# Problem to work on
Transcribe every entry word for word. Skip the pictures.

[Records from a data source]
################

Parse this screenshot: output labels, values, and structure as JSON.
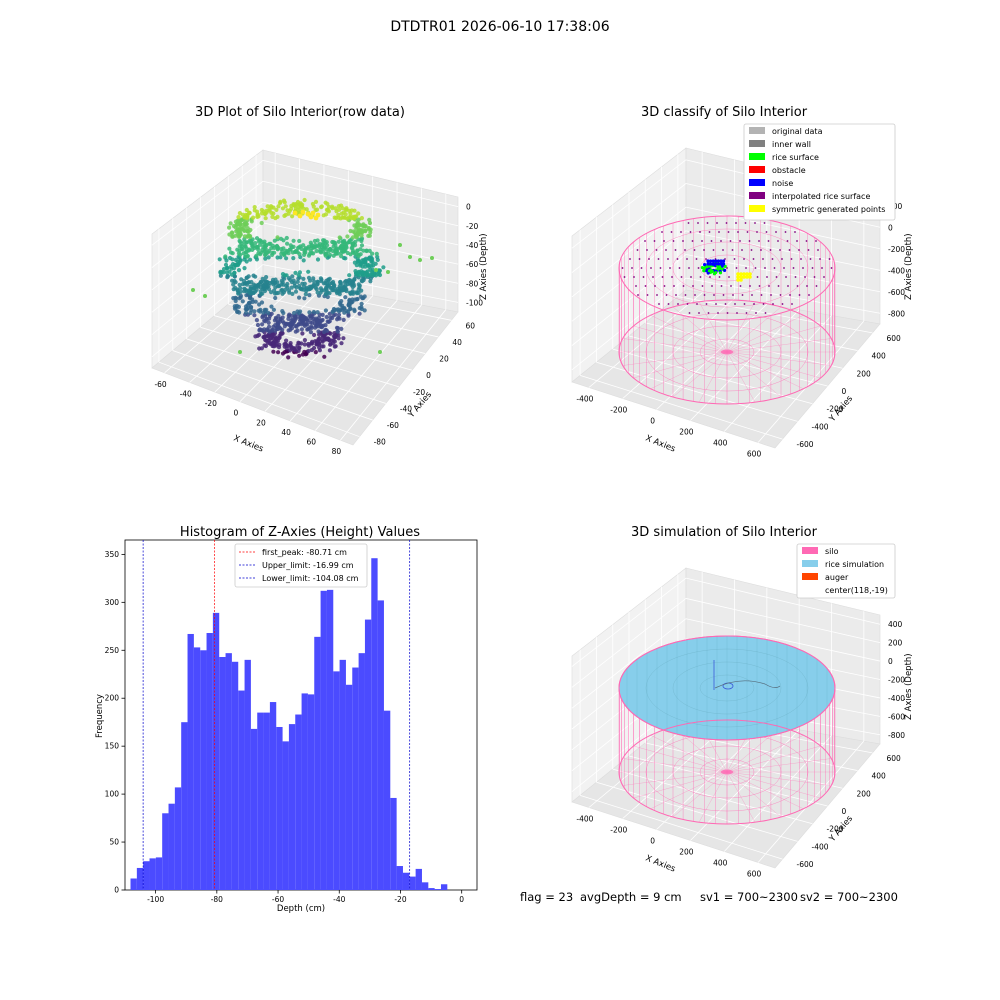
{
  "suptitle": "DTDTR01 2026-06-10 17:38:06",
  "charts": {
    "raw": {
      "title": "3D Plot of Silo Interior(row data)",
      "xlabel": "X Axies",
      "ylabel": "Y Axies",
      "zlabel": "Z Axies (Depth)",
      "xticks": [
        "-60",
        "-40",
        "-20",
        "0",
        "20",
        "40",
        "60",
        "80"
      ],
      "yticks": [
        "60",
        "40",
        "20",
        "0",
        "-20",
        "-40",
        "-60",
        "-80"
      ],
      "zticks": [
        "0",
        "-20",
        "-40",
        "-60",
        "-80",
        "-100"
      ]
    },
    "classify": {
      "title": "3D classify of Silo Interior",
      "xlabel": "X Axies",
      "ylabel": "Y Axies",
      "zlabel": "Z Axies (Depth)",
      "xticks": [
        "-400",
        "-200",
        "0",
        "200",
        "400",
        "600"
      ],
      "yticks": [
        "600",
        "400",
        "200",
        "0",
        "-200",
        "-400",
        "-600"
      ],
      "zticks": [
        "200",
        "0",
        "-200",
        "-400",
        "-600",
        "-800"
      ],
      "legend": [
        {
          "label": "original data",
          "color": "#b3b3b3"
        },
        {
          "label": "inner wall",
          "color": "#808080"
        },
        {
          "label": "rice surface",
          "color": "#00ff00"
        },
        {
          "label": "obstacle",
          "color": "#ff0000"
        },
        {
          "label": "noise",
          "color": "#0000ff"
        },
        {
          "label": "interpolated rice surface",
          "color": "#800080"
        },
        {
          "label": "symmetric generated points",
          "color": "#ffff00"
        }
      ]
    },
    "hist": {
      "title": "Histogram of Z-Axies (Height) Values",
      "xlabel": "Depth (cm)",
      "ylabel": "Frequency",
      "xticks": [
        "-100",
        "-80",
        "-60",
        "-40",
        "-20",
        "0"
      ],
      "yticks": [
        "0",
        "50",
        "100",
        "150",
        "200",
        "250",
        "300",
        "350"
      ],
      "legend": [
        {
          "label": "first_peak: -80.71 cm",
          "color": "#ff0000"
        },
        {
          "label": "Upper_limit: -16.99 cm",
          "color": "#0000cc"
        },
        {
          "label": "Lower_limit: -104.08 cm",
          "color": "#0000cc"
        }
      ]
    },
    "sim": {
      "title": "3D simulation of Silo Interior",
      "xlabel": "X Axies",
      "ylabel": "Y Axies",
      "zlabel": "Z Axies (Depth)",
      "xticks": [
        "-400",
        "-200",
        "0",
        "200",
        "400",
        "600"
      ],
      "yticks": [
        "600",
        "400",
        "200",
        "0",
        "-200",
        "-400",
        "-600"
      ],
      "zticks": [
        "400",
        "200",
        "0",
        "-200",
        "-400",
        "-600",
        "-800"
      ],
      "legend": [
        {
          "label": "silo",
          "color": "#ff69b4"
        },
        {
          "label": "rice simulation",
          "color": "#87ceeb"
        },
        {
          "label": "auger",
          "color": "#ff4500"
        },
        {
          "label": "center(118,-19)",
          "color": ""
        }
      ]
    }
  },
  "stats": {
    "flag": "flag = 23",
    "avg_depth": "avgDepth = 9 cm",
    "sv1": "sv1 = 700~2300",
    "sv2": "sv2 = 700~2300"
  },
  "chart_data": [
    {
      "type": "bar",
      "title": "Histogram of Z-Axies (Height) Values",
      "xlabel": "Depth (cm)",
      "ylabel": "Frequency",
      "bin_width": 2.07,
      "x_start": -108.2,
      "xlim": [
        -110,
        5
      ],
      "ylim": [
        0,
        365
      ],
      "values": [
        12,
        23,
        30,
        33,
        34,
        80,
        90,
        107,
        175,
        267,
        253,
        250,
        268,
        289,
        243,
        247,
        238,
        208,
        240,
        168,
        185,
        185,
        196,
        170,
        155,
        173,
        183,
        205,
        204,
        264,
        312,
        313,
        228,
        240,
        214,
        232,
        247,
        282,
        346,
        302,
        187,
        96,
        25,
        18,
        14,
        22,
        8,
        2,
        1,
        6
      ],
      "lines": [
        {
          "label": "first_peak: -80.71 cm",
          "x": -80.71,
          "color": "#ff0000"
        },
        {
          "label": "Upper_limit: -16.99 cm",
          "x": -16.99,
          "color": "#0000cc"
        },
        {
          "label": "Lower_limit: -104.08 cm",
          "x": -104.08,
          "color": "#0000cc"
        }
      ],
      "bar_color": "#4b4bff"
    }
  ]
}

################

# Output below
Parse this screenshot: output labels, values, and structure as JSON.
{
  "suptitle": "DTDTR01 2026-06-10 17:38:06",
  "charts": {
    "raw": {
      "title": "3D Plot of Silo Interior(row data)",
      "xlabel": "X Axies",
      "ylabel": "Y Axies",
      "zlabel": "Z Axies (Depth)",
      "xticks": [
        "-60",
        "-40",
        "-20",
        "0",
        "20",
        "40",
        "60",
        "80"
      ],
      "yticks": [
        "60",
        "40",
        "20",
        "0",
        "-20",
        "-40",
        "-60",
        "-80"
      ],
      "zticks": [
        "0",
        "-20",
        "-40",
        "-60",
        "-80",
        "-100"
      ]
    },
    "classify": {
      "title": "3D classify of Silo Interior",
      "xlabel": "X Axies",
      "ylabel": "Y Axies",
      "zlabel": "Z Axies (Depth)",
      "xticks": [
        "-400",
        "-200",
        "0",
        "200",
        "400",
        "600"
      ],
      "yticks": [
        "600",
        "400",
        "200",
        "0",
        "-200",
        "-400",
        "-600"
      ],
      "zticks": [
        "200",
        "0",
        "-200",
        "-400",
        "-600",
        "-800"
      ],
      "legend": [
        {
          "label": "original data",
          "color": "#b3b3b3"
        },
        {
          "label": "inner wall",
          "color": "#808080"
        },
        {
          "label": "rice surface",
          "color": "#00ff00"
        },
        {
          "label": "obstacle",
          "color": "#ff0000"
        },
        {
          "label": "noise",
          "color": "#0000ff"
        },
        {
          "label": "interpolated rice surface",
          "color": "#800080"
        },
        {
          "label": "symmetric generated points",
          "color": "#ffff00"
        }
      ]
    },
    "hist": {
      "title": "Histogram of Z-Axies (Height) Values",
      "xlabel": "Depth (cm)",
      "ylabel": "Frequency",
      "xticks": [
        "-100",
        "-80",
        "-60",
        "-40",
        "-20",
        "0"
      ],
      "yticks": [
        "0",
        "50",
        "100",
        "150",
        "200",
        "250",
        "300",
        "350"
      ],
      "legend": [
        {
          "label": "first_peak: -80.71 cm",
          "color": "#ff0000"
        },
        {
          "label": "Upper_limit: -16.99 cm",
          "color": "#0000cc"
        },
        {
          "label": "Lower_limit: -104.08 cm",
          "color": "#0000cc"
        }
      ]
    },
    "sim": {
      "title": "3D simulation of Silo Interior",
      "xlabel": "X Axies",
      "ylabel": "Y Axies",
      "zlabel": "Z Axies (Depth)",
      "xticks": [
        "-400",
        "-200",
        "0",
        "200",
        "400",
        "600"
      ],
      "yticks": [
        "600",
        "400",
        "200",
        "0",
        "-200",
        "-400",
        "-600"
      ],
      "zticks": [
        "400",
        "200",
        "0",
        "-200",
        "-400",
        "-600",
        "-800"
      ],
      "legend": [
        {
          "label": "silo",
          "color": "#ff69b4"
        },
        {
          "label": "rice simulation",
          "color": "#87ceeb"
        },
        {
          "label": "auger",
          "color": "#ff4500"
        },
        {
          "label": "center(118,-19)",
          "color": ""
        }
      ]
    }
  },
  "stats": {
    "flag": "flag = 23",
    "avg_depth": "avgDepth = 9 cm",
    "sv1": "sv1 = 700~2300",
    "sv2": "sv2 = 700~2300"
  },
  "chart_data": [
    {
      "type": "bar",
      "title": "Histogram of Z-Axies (Height) Values",
      "xlabel": "Depth (cm)",
      "ylabel": "Frequency",
      "bin_width": 2.07,
      "x_start": -108.2,
      "xlim": [
        -110,
        5
      ],
      "ylim": [
        0,
        365
      ],
      "values": [
        12,
        23,
        30,
        33,
        34,
        80,
        90,
        107,
        175,
        267,
        253,
        250,
        268,
        289,
        243,
        247,
        238,
        208,
        240,
        168,
        185,
        185,
        196,
        170,
        155,
        173,
        183,
        205,
        204,
        264,
        312,
        313,
        228,
        240,
        214,
        232,
        247,
        282,
        346,
        302,
        187,
        96,
        25,
        18,
        14,
        22,
        8,
        2,
        1,
        6
      ],
      "lines": [
        {
          "label": "first_peak: -80.71 cm",
          "x": -80.71,
          "color": "#ff0000"
        },
        {
          "label": "Upper_limit: -16.99 cm",
          "x": -16.99,
          "color": "#0000cc"
        },
        {
          "label": "Lower_limit: -104.08 cm",
          "x": -104.08,
          "color": "#0000cc"
        }
      ],
      "bar_color": "#4b4bff"
    }
  ]
}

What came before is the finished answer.